Aplique a leitura —
1. Indique o cargo que Miguel Lovera ocupa, segundo o texto sobre os colonos brasileiros no Paraguai.
2. Prolongue o texto sobre os colonos brasileiros no Paraguai a partir da última frase apresentada.

━━━━━ Trecho da página ━━━━━

O cenário seguiria igual até a
“ditadura” ser substituída pela “ditamole”, momento em que os colonos
brasileiros, com a bagagem da agricultura mecanizada, introduziram a
soja no país vizinho. Esses colonos foram os pioneiros das empresas de
agronegócio mais importantes no Paraguai e entraram em conflito direto
com os camponeses locais.
Em matéria de “domesticação” das
populações, os recém-chegados haviam feito escola em seu país de origem:
“A grande maioria chegou com a mentalidade de ‘fronteira’, para fazer
fortuna facilmente, e se impôs por meio da violência, abalando costumes,
normas, regras ambientais. Sem mencionar as leis trabalhistas”,
denuncia Miguel Lovera, presidente do Serviço Nacional de Qualidade e
Saúde dos Vegetais e Sementes (Senaves). Apesar de empregar pouca mão de
obra em função da mecanização da agricultura, esses colonos – cujas
propriedades variam de cerca de 100 hectares até os 140 mil hectares do
“rei da soja” Tranquilo Favero – não raro infligem a seus trabalhadores
regimes de semiescravidão. “Eles possuem seus próprios seguranças, mas é
comum que usem camponeses locais como matones [guardas
particulares] em troca de um pouco de dinheiro”, conta Jorge Lara
Castro, ministro de Negócios Estrangeiros do ex-presidente Lugo. A
coordenadora nacional da Organização da Luta pela Terra (OLT), Esther
Leiva, é mais direta: “Se você passar pelas terras deles, eles podem
facilmente atirar”.
“Entre eles [os brasiguaios], há de
tudo”, constata o economista Luis Rojas. “Brasileiros ‘puro sangue’,
naturalizados, filhos da segunda e terceira gerações. Mas tenham ou não
documentos paraguaios, todos mantêm uma forte relação com o país de
origem”, explica. Em distritos onde todas as rádios e canais de
televisão transmitem em português, os brasiguaios se comunicam nesse
idioma, possuem suas próprias escolas, igrejas e permanecem
economicamente ligados ao país vizinho. “Não vemos isso com bons olhos”,
confessa Isebiano Diaz, camponês de um assentamento do departamento de
Caazapá, resumindo o sentimento de sua comunidade e de outras também.

━━━━━ Dados para análise ━━━━━

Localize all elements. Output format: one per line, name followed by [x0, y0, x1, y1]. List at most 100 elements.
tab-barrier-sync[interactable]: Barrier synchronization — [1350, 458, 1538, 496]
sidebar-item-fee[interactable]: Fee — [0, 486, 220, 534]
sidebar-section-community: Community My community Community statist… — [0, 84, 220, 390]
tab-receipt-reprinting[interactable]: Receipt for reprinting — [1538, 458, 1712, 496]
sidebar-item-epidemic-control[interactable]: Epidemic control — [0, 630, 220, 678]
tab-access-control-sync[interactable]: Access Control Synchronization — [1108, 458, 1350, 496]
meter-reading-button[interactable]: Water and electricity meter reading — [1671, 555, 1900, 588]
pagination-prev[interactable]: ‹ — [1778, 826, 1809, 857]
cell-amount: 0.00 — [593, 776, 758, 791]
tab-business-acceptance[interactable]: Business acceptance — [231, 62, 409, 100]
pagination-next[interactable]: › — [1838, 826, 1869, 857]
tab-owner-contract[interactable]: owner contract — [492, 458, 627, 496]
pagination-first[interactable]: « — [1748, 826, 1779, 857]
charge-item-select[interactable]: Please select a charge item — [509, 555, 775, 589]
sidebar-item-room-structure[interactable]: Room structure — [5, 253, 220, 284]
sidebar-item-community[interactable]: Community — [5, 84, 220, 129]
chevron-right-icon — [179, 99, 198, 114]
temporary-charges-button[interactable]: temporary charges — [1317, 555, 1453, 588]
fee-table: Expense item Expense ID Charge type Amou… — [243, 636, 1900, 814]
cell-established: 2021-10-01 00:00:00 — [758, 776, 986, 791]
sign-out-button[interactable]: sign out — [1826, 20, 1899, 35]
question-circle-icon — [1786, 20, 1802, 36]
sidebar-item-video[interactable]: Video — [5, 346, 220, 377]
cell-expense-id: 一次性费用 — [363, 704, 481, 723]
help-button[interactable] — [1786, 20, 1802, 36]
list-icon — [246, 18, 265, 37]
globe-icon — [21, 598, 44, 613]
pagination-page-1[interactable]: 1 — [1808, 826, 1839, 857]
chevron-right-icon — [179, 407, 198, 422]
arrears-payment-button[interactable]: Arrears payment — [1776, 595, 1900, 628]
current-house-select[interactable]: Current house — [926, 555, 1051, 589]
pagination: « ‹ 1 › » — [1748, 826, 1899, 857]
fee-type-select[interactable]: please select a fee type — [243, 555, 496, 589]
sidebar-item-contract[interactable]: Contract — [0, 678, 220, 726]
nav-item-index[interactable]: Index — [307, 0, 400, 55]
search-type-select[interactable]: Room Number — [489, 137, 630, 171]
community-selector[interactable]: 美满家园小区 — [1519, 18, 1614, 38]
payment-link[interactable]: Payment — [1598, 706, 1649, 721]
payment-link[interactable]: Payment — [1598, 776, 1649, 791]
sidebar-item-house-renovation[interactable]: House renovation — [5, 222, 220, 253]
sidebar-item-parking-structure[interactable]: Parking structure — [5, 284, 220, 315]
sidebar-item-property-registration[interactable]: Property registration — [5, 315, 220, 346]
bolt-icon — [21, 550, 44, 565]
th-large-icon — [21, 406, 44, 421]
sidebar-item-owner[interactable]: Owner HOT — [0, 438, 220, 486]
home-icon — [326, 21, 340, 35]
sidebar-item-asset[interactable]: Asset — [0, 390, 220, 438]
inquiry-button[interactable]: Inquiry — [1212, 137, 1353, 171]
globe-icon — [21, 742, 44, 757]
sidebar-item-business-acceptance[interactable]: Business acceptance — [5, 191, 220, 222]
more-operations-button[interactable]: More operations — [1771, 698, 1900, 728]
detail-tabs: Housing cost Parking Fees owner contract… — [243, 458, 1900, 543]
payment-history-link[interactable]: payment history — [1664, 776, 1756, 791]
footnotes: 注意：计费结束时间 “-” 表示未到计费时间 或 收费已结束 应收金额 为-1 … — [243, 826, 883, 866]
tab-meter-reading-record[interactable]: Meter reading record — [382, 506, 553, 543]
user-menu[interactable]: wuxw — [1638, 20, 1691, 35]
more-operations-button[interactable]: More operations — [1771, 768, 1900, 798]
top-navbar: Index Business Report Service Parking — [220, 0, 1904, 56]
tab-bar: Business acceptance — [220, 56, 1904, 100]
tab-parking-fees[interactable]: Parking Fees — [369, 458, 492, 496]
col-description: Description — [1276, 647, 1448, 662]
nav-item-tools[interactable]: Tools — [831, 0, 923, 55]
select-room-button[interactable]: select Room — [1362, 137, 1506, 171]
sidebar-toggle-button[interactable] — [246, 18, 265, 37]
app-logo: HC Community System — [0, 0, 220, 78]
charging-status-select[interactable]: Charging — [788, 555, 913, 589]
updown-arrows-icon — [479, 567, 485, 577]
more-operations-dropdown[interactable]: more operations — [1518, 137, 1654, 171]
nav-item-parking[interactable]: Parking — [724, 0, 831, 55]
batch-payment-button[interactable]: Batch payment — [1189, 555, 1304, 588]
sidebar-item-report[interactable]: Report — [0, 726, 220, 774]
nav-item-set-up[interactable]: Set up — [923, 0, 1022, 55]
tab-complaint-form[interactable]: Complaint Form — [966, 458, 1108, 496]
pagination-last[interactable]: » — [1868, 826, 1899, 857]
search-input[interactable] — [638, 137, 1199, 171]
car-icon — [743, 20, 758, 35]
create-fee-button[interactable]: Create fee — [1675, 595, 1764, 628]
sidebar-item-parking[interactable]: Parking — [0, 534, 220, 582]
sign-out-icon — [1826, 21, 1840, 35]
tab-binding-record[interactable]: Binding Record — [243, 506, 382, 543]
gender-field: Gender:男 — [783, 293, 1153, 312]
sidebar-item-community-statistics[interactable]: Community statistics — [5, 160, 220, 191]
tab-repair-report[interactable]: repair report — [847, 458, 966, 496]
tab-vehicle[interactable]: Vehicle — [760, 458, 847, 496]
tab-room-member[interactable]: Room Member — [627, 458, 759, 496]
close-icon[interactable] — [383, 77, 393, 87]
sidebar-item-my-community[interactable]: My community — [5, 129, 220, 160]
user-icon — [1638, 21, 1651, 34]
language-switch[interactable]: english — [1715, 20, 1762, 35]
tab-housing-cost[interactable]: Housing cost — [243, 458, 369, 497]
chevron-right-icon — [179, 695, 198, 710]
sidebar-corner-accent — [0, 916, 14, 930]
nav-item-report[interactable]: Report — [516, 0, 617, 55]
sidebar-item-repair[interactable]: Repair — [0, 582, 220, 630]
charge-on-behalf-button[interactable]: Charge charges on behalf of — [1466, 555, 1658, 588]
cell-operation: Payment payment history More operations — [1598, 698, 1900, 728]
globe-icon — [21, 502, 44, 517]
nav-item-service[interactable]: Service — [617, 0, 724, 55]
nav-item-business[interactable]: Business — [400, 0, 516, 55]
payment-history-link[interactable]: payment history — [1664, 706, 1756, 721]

━━━━━

Respostas do exercício —
1. Presidente do Serviço Nacional de Qualidade e Saúde dos Vegetais e Sementes (Senaves).

2.
“Eles enchem a cabeça das pessoas com ideias estranhas”, completa.
Xenofobia? “Há rejeição”, admite Rojas.
“Mas é muito complexo: enquanto os camponeses são abandonados, os
brasiguaios são presentes no meio dos negócios que exploram.” De fato,
como tal, a comunidade brasileira se envolve pouco com os partidos
políticos, mas faz forte pressão política quando considera que seus
interesses são afetados ou ameaçados. E quase sempre obtém ganho de
causa, pelo apoio incondicional dos círculos dirigentes. “A médio prazo,
seus territórios se converterão em encraves brasileiros em território
paraguaio”, observa Alderete. Se é que já não é assim… (M.L.)
-
Maurice Lemoine é jornalista e autor de “Cinq Cubains à Miami ( Cinco cubanos em Miami)”, Dom Quichotte, Paris , 2010.
Ilustração: Mello
-
1 Diante do “fato consumado”, o governo paraguaio legalizou sem muitos problemas a soja transgênica em 2004.
2 A Cargill atualmente está no centro de
um escândalo na Colômbia, onde é acusada de ter se apropriado de
maneira fraudulenta de 52 mil hectares que o Estado havia designado para
camponeses pobres.
3 Luis Rojas Villagra, Actores del
agronegocio en Paraguay [Atores do agronegócio no Paraguai], BASE
Investigaciones sociales, Assunção, 2012.
4 E’a, Assunção, 19 set. 2013.
5 “Informe de derechos humanos sobre el
caso Marina Kue” [Relatório de direitos humanos sobre o caso Marina
Kue], Coordenadoria de Direitos Humanos do Paraguai, Assunção, 2012.
6 Membros de uma congregação evangélica
de origem europeia (essencialmente alemã) que emigrou para o Paraguai na
década de 1920. Formado por cerca de 30 mil pessoas, o grupo assegura
mais de 80% da produção leiteira nacional.
7 Aldo Zuccolillo, proprietário do ABC Color, é o principal sócio da Cargill no Paraguai.
8 Ler Renaud Lambert, “Au Paraguay,
l’‘élite’ aussi a voté à gauche” [No Paraguai, a “elite” também votou na
esquerda], Le Monde Diplomatique, jun. 2008.
9 Antígua e Barbuda, Bolívia, Cuba,
Equador, Honduras (até o golpe de Estado de 2009), Nicarágua, República
Dominicana, São Vicente e Granadinas, Venezuela.
10 Fazenda dedicada à criação de gado.
11 E’a, 21 ago. 2013.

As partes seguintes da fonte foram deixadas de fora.